### The task
Count every line of the listing where the string "JSON" occurs, and reply with the count alone.
Start Exercise materials
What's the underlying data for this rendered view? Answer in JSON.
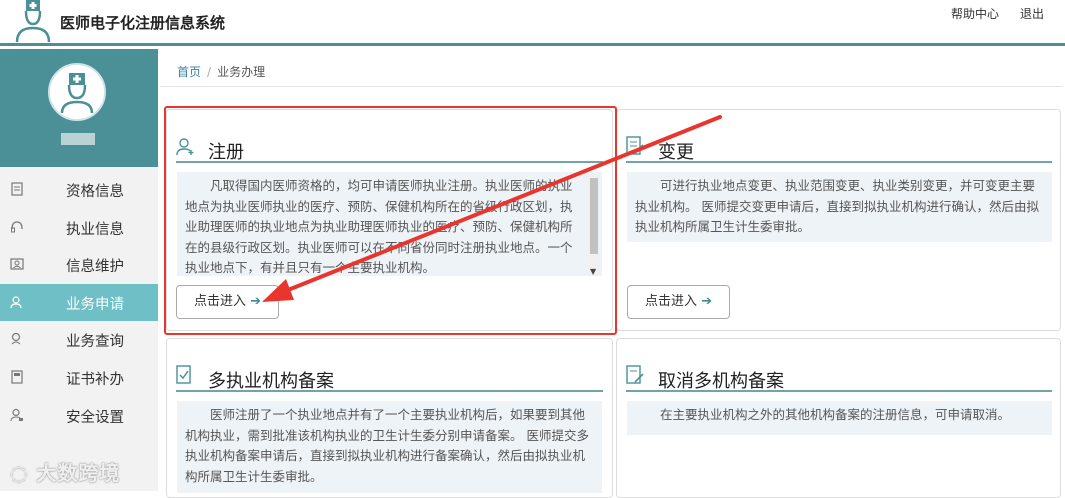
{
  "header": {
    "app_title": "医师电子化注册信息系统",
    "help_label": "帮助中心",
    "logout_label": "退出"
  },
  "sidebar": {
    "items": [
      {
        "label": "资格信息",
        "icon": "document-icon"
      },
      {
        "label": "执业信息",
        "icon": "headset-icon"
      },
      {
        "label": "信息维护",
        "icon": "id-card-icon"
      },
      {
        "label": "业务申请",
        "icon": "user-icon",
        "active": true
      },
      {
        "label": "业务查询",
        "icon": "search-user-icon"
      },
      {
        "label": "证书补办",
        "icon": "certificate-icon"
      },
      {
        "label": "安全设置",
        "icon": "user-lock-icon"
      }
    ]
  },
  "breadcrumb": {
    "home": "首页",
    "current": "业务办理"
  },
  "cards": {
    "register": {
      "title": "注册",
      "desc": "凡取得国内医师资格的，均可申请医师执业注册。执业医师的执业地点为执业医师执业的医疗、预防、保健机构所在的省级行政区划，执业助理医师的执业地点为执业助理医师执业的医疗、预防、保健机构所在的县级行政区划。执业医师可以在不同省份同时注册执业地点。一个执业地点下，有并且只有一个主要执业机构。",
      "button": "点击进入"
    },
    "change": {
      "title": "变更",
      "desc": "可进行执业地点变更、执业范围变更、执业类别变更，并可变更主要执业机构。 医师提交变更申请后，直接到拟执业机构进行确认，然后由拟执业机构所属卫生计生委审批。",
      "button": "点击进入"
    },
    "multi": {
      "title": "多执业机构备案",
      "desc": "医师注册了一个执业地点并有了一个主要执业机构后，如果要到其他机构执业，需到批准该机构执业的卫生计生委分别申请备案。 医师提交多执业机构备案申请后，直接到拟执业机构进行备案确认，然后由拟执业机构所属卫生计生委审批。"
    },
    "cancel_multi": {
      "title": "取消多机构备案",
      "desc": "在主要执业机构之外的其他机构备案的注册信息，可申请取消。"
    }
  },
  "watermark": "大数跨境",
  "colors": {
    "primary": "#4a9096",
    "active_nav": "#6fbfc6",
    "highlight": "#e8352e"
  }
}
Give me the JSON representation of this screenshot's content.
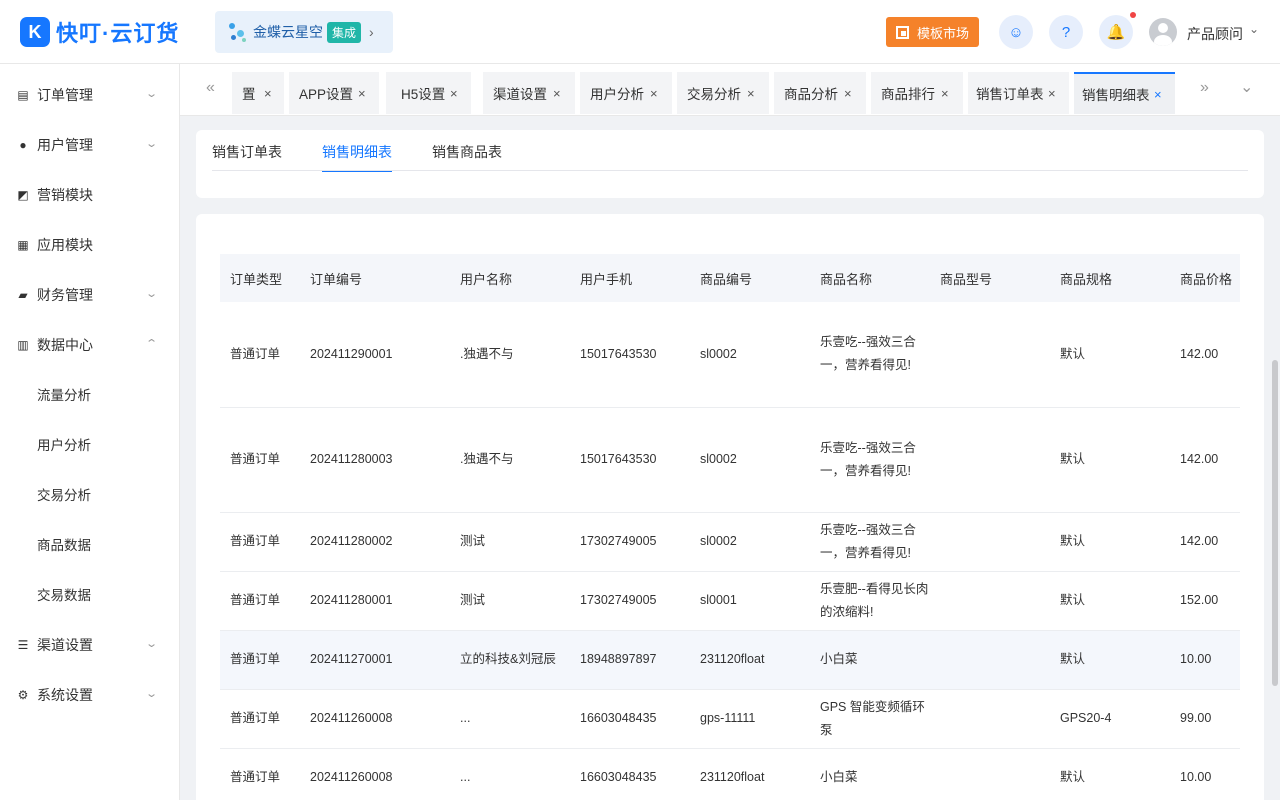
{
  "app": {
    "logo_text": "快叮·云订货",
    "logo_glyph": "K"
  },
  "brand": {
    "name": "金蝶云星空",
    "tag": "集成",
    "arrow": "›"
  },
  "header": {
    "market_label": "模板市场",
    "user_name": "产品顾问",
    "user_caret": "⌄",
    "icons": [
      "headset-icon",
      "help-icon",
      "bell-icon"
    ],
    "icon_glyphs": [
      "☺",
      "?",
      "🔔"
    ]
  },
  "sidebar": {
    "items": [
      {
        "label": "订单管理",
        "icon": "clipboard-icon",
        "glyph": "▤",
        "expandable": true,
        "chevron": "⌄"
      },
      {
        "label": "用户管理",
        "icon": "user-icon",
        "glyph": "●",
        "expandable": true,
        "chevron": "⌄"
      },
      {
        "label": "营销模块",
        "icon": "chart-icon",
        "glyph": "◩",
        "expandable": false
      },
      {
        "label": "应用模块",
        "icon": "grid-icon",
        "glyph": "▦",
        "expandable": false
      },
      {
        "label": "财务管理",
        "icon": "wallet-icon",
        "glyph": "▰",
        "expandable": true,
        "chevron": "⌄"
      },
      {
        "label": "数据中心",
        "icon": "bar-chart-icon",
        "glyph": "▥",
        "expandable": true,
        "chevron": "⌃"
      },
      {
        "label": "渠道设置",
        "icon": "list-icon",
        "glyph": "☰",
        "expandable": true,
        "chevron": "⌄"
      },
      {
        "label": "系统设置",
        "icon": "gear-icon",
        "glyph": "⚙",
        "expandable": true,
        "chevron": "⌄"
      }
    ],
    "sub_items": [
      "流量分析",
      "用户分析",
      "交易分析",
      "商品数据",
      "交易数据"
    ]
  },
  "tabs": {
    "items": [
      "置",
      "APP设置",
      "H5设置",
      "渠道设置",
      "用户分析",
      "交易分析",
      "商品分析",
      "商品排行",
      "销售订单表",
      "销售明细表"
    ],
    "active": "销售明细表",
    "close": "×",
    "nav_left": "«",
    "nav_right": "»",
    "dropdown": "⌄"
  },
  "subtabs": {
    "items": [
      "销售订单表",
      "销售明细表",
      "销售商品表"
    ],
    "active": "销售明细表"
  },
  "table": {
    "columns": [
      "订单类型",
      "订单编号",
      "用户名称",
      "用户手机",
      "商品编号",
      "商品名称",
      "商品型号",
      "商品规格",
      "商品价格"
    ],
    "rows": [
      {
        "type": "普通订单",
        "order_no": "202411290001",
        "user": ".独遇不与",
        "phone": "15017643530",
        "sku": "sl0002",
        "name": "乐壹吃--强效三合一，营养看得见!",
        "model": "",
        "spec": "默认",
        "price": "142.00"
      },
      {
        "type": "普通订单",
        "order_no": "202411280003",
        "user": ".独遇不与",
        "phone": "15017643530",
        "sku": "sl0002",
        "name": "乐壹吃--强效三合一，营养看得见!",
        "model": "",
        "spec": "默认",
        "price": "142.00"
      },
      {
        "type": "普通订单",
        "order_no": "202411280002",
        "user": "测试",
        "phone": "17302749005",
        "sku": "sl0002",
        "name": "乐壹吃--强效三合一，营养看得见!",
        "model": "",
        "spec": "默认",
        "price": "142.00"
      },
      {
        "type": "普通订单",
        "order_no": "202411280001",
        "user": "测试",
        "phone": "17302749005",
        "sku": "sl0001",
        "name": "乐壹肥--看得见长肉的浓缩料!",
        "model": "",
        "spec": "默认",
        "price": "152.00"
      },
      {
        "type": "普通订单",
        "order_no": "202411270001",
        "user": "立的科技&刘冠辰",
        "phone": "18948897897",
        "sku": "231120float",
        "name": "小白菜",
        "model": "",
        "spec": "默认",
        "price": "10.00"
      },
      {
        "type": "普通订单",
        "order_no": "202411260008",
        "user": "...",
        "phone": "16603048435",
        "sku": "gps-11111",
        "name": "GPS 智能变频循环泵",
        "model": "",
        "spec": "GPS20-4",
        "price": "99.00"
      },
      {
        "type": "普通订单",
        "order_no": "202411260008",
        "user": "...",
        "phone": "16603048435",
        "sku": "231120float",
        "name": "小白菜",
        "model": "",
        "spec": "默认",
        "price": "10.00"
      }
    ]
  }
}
End Exercise materials
Start Exercise materials
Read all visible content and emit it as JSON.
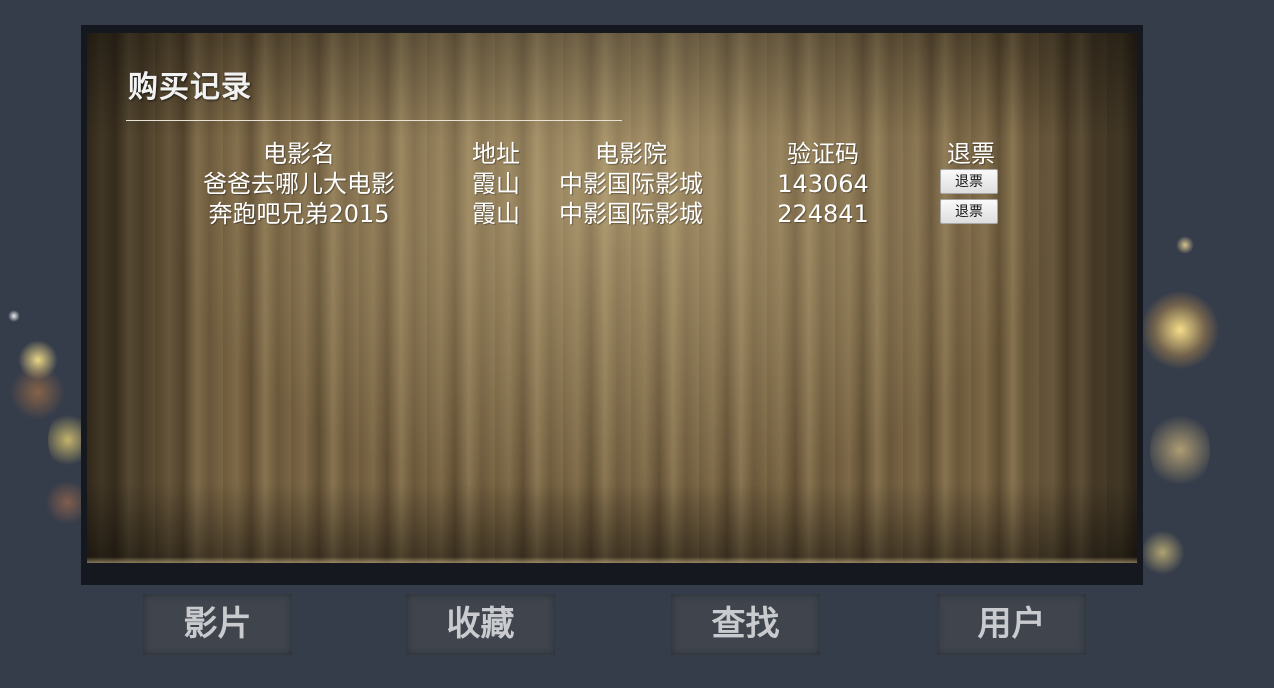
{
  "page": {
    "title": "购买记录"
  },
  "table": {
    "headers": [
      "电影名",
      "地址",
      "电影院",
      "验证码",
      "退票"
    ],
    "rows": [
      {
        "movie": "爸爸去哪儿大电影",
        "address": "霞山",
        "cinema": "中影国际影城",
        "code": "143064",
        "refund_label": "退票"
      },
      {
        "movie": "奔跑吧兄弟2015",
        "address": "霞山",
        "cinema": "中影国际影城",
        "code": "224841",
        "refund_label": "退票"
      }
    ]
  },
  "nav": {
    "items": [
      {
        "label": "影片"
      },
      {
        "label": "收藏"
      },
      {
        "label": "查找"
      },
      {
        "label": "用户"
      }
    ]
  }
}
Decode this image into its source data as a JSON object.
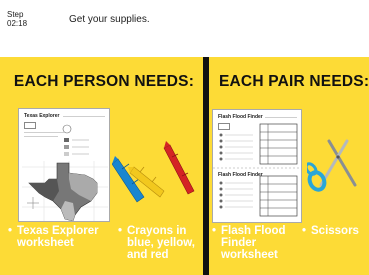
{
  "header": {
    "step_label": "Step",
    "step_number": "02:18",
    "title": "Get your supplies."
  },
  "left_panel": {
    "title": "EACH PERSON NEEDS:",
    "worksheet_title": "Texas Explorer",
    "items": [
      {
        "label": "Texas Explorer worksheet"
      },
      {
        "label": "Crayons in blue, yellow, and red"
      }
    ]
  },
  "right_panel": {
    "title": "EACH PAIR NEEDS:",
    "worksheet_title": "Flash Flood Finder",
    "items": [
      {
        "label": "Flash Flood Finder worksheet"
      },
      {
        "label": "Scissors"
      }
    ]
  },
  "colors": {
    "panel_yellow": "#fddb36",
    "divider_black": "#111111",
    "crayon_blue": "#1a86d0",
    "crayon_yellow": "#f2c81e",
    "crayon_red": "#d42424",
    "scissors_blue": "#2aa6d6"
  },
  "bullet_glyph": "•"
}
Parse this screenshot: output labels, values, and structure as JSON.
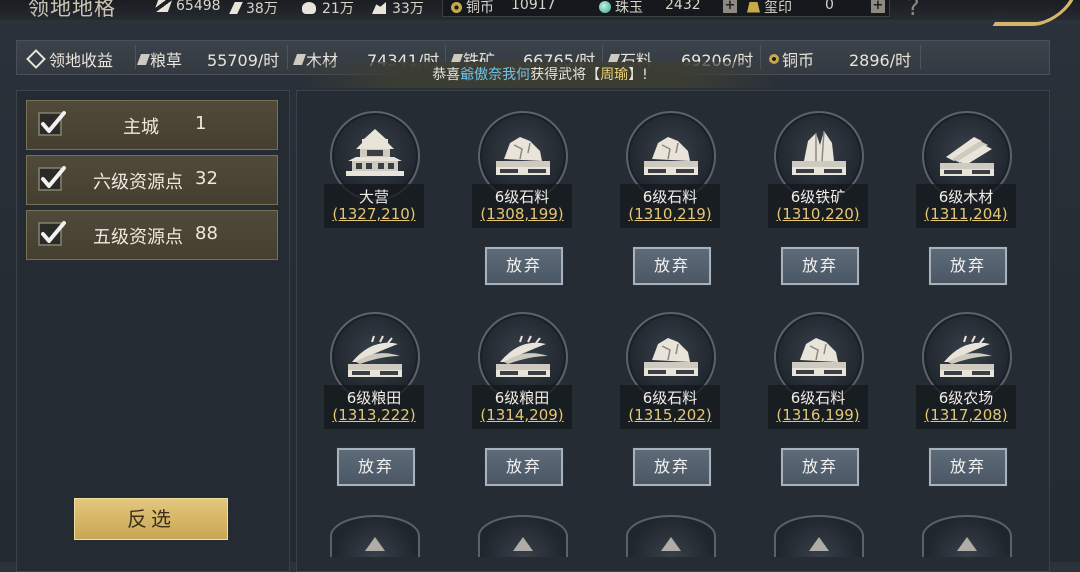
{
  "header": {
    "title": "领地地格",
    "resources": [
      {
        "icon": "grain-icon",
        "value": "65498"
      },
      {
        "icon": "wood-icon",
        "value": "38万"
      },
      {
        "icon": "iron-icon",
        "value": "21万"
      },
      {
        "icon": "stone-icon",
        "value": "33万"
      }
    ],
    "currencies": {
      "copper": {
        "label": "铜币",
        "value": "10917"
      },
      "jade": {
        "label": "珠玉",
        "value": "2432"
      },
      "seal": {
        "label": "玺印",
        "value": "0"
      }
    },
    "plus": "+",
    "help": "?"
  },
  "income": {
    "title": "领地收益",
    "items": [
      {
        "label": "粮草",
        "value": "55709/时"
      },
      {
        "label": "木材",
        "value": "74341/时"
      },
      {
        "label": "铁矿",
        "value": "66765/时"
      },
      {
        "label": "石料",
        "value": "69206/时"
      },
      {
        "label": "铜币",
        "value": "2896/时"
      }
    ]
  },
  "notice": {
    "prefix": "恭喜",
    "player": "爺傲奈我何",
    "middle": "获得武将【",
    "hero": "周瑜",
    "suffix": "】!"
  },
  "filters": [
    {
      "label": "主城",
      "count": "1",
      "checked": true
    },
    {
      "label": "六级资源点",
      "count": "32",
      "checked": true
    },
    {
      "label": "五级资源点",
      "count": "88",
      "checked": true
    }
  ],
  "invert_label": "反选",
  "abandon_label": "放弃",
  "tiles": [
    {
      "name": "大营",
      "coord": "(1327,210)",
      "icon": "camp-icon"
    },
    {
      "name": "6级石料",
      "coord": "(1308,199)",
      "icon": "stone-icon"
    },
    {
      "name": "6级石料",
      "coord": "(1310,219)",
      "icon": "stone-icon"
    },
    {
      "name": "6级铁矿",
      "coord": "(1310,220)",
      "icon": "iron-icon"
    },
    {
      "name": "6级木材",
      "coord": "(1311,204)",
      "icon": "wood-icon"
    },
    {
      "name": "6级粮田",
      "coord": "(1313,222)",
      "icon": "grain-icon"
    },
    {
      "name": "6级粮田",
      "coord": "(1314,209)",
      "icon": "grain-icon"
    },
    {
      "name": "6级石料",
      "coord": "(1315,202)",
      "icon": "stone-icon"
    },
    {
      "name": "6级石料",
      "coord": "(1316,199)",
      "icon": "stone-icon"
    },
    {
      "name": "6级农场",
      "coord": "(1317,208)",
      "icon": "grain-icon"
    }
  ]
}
End Exercise materials
Start Exercise materials
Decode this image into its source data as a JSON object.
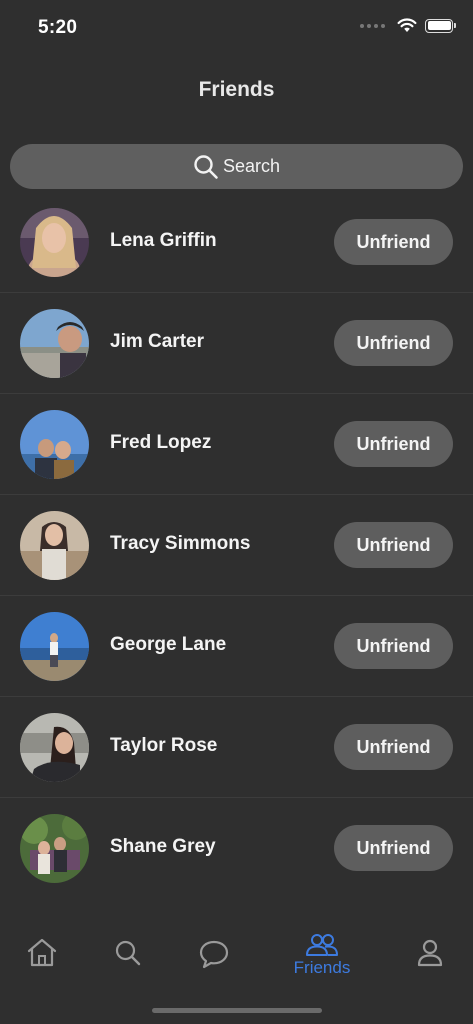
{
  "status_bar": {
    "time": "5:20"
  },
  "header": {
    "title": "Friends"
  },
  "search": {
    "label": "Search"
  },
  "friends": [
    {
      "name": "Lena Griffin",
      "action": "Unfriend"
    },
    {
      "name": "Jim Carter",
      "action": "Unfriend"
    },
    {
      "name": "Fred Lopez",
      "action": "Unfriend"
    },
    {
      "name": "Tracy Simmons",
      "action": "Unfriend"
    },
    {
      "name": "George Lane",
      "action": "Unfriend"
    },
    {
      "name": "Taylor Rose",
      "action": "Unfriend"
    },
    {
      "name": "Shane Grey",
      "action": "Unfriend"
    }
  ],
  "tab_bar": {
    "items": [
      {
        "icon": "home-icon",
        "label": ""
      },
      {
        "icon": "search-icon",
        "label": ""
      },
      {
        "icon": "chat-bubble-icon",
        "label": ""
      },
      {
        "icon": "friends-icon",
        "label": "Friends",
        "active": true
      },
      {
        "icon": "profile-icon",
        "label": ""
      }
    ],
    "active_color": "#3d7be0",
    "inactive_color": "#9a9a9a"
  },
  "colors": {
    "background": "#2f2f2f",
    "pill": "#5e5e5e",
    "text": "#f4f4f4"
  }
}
End Exercise materials
### Result of this task
6